### Exercise materials
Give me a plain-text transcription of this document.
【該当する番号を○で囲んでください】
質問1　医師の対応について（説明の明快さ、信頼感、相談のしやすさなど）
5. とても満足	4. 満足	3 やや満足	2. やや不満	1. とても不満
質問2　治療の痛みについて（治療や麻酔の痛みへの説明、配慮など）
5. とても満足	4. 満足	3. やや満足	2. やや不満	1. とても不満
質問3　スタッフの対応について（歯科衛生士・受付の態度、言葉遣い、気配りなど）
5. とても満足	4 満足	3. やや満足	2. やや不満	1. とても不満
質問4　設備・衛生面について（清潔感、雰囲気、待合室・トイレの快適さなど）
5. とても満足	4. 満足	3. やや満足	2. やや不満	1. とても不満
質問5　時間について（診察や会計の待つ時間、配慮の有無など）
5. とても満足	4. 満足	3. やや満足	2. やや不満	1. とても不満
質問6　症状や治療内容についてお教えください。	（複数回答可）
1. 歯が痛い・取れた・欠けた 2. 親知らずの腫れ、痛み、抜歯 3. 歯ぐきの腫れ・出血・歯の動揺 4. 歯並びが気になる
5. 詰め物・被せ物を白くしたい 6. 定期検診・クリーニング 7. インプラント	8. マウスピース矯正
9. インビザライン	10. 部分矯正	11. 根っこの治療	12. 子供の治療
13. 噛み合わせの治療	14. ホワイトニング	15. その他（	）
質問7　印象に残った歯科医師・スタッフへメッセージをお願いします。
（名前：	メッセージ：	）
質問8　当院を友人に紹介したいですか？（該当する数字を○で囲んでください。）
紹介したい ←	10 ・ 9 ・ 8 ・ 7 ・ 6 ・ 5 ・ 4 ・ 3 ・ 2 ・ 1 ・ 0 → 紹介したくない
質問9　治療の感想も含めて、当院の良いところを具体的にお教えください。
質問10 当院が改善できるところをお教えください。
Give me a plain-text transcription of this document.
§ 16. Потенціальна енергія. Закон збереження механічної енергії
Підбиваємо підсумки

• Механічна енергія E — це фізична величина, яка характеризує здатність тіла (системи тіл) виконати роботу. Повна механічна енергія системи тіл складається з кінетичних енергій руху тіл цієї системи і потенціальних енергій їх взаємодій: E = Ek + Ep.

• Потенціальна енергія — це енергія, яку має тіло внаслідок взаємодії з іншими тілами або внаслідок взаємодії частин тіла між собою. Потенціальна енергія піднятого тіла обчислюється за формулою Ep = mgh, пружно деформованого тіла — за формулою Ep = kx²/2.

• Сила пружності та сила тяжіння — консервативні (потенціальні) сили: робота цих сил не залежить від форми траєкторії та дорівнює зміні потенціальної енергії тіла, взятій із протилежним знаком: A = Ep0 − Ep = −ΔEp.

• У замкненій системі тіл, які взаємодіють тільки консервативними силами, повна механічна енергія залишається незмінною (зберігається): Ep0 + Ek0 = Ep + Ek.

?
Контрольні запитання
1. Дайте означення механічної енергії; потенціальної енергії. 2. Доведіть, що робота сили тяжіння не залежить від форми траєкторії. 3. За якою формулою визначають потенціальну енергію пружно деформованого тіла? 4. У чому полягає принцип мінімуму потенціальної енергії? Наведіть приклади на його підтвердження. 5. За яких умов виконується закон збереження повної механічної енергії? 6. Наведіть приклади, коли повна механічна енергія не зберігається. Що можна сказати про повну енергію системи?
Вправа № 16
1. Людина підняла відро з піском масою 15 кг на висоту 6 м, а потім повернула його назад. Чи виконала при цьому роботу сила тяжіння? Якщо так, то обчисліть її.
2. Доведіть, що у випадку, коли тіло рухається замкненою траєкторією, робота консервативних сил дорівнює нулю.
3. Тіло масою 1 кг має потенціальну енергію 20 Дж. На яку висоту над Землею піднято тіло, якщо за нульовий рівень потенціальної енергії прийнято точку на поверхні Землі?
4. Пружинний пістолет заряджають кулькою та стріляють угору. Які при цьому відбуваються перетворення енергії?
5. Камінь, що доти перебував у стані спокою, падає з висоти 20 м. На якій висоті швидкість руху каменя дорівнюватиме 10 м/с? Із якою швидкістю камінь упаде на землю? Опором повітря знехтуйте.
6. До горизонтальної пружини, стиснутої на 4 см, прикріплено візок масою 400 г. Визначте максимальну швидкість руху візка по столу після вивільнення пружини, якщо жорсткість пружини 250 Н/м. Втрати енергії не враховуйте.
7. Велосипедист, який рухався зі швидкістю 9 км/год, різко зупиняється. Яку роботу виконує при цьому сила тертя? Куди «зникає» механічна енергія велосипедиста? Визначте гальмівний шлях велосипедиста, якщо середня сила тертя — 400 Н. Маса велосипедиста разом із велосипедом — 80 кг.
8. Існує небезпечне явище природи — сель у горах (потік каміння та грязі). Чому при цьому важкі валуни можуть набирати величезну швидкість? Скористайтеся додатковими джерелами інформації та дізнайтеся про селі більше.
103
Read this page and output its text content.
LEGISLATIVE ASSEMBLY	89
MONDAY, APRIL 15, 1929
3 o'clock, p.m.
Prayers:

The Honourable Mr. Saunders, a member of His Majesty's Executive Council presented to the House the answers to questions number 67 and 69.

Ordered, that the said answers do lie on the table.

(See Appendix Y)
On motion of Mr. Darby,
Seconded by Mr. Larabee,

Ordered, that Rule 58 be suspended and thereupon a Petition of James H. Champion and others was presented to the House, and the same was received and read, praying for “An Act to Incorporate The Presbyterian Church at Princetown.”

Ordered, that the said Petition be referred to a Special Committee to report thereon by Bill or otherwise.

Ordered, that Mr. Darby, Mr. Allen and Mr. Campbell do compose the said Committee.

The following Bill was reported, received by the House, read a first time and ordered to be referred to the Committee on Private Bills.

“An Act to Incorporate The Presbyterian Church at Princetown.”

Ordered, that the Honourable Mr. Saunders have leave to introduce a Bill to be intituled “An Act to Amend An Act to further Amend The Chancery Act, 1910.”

### Work required
Isolate the lines above that contain the word "Presbyterian" and copy them.

### In response
Ordered, that Rule 58 be suspended and thereupon a Petition of James H. Champion and others was presented to the House, and the same was received and read, praying for “An Act to Incorporate The Presbyterian Church at Princetown.”
“An Act to Incorporate The Presbyterian Church at Princetown.”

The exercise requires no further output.